### [EXERCISE OBJECTIVE]
All of the records listed below should be retyped exactly.
##### RECORDS TO USE
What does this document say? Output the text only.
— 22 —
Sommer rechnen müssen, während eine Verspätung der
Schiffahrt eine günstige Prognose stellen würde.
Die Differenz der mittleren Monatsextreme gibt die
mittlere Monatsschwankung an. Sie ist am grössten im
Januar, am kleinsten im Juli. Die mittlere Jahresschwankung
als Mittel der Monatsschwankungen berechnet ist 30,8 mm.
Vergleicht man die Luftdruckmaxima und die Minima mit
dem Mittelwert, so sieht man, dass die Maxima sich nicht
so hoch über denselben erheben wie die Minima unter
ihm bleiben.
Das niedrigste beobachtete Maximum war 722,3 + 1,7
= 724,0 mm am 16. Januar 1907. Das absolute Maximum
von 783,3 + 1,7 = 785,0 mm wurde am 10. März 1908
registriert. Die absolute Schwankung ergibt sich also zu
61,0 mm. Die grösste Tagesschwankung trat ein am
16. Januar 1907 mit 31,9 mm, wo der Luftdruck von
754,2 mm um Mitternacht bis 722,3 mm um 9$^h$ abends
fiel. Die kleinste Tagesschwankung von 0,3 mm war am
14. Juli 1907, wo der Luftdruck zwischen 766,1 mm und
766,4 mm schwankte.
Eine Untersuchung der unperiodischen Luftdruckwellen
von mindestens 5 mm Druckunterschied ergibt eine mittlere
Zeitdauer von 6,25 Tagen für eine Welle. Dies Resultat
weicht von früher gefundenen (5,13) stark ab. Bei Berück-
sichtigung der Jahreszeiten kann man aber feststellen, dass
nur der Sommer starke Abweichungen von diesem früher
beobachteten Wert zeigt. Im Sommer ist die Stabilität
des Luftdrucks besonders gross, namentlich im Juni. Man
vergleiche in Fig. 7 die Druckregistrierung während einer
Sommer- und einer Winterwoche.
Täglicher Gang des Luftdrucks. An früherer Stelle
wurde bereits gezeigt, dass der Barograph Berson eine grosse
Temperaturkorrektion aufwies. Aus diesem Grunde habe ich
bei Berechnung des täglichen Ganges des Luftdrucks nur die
##########
### [ANSWER TO THIS PROBLEM]
What does this document say? Output the text only.
— 22 —
Sommer rechnen müssen, während eine Verspätung der
Schiffahrt eine günstige Prognose stellen würde.
Die Differenz der mittleren Monatsextreme gibt die
mittlere Monatsschwankung an. Sie ist am grössten im
Januar, am kleinsten im Juli. Die mittlere Jahresschwankung
als Mittel der Monatsschwankungen berechnet ist 30,8 mm.
Vergleicht man die Luftdruckmaxima und die Minima mit
dem Mittelwert, so sieht man, dass die Maxima sich nicht
so hoch über denselben erheben wie die Minima unter
ihm bleiben.
Das niedrigste beobachtete Maximum war 722,3 + 1,7
= 724,0 mm am 16. Januar 1907. Das absolute Maximum
von 783,3 + 1,7 = 785,0 mm wurde am 10. März 1908
registriert. Die absolute Schwankung ergibt sich also zu
61,0 mm. Die grösste Tagesschwankung trat ein am
16. Januar 1907 mit 31,9 mm, wo der Luftdruck von
754,2 mm um Mitternacht bis 722,3 mm um 9$^h$ abends
fiel. Die kleinste Tagesschwankung von 0,3 mm war am
14. Juli 1907, wo der Luftdruck zwischen 766,1 mm und
766,4 mm schwankte.
Eine Untersuchung der unperiodischen Luftdruckwellen
von mindestens 5 mm Druckunterschied ergibt eine mittlere
Zeitdauer von 6,25 Tagen für eine Welle. Dies Resultat
weicht von früher gefundenen (5,13) stark ab. Bei Berück-
sichtigung der Jahreszeiten kann man aber feststellen, dass
nur der Sommer starke Abweichungen von diesem früher
beobachteten Wert zeigt. Im Sommer ist die Stabilität
des Luftdrucks besonders gross, namentlich im Juni. Man
vergleiche in Fig. 7 die Druckregistrierung während einer
Sommer- und einer Winterwoche.
Täglicher Gang des Luftdrucks. An früherer Stelle
wurde bereits gezeigt, dass der Barograph Berson eine grosse
Temperaturkorrektion aufwies. Aus diesem Grunde habe ich
bei Berechnung des täglichen Ganges des Luftdrucks nur die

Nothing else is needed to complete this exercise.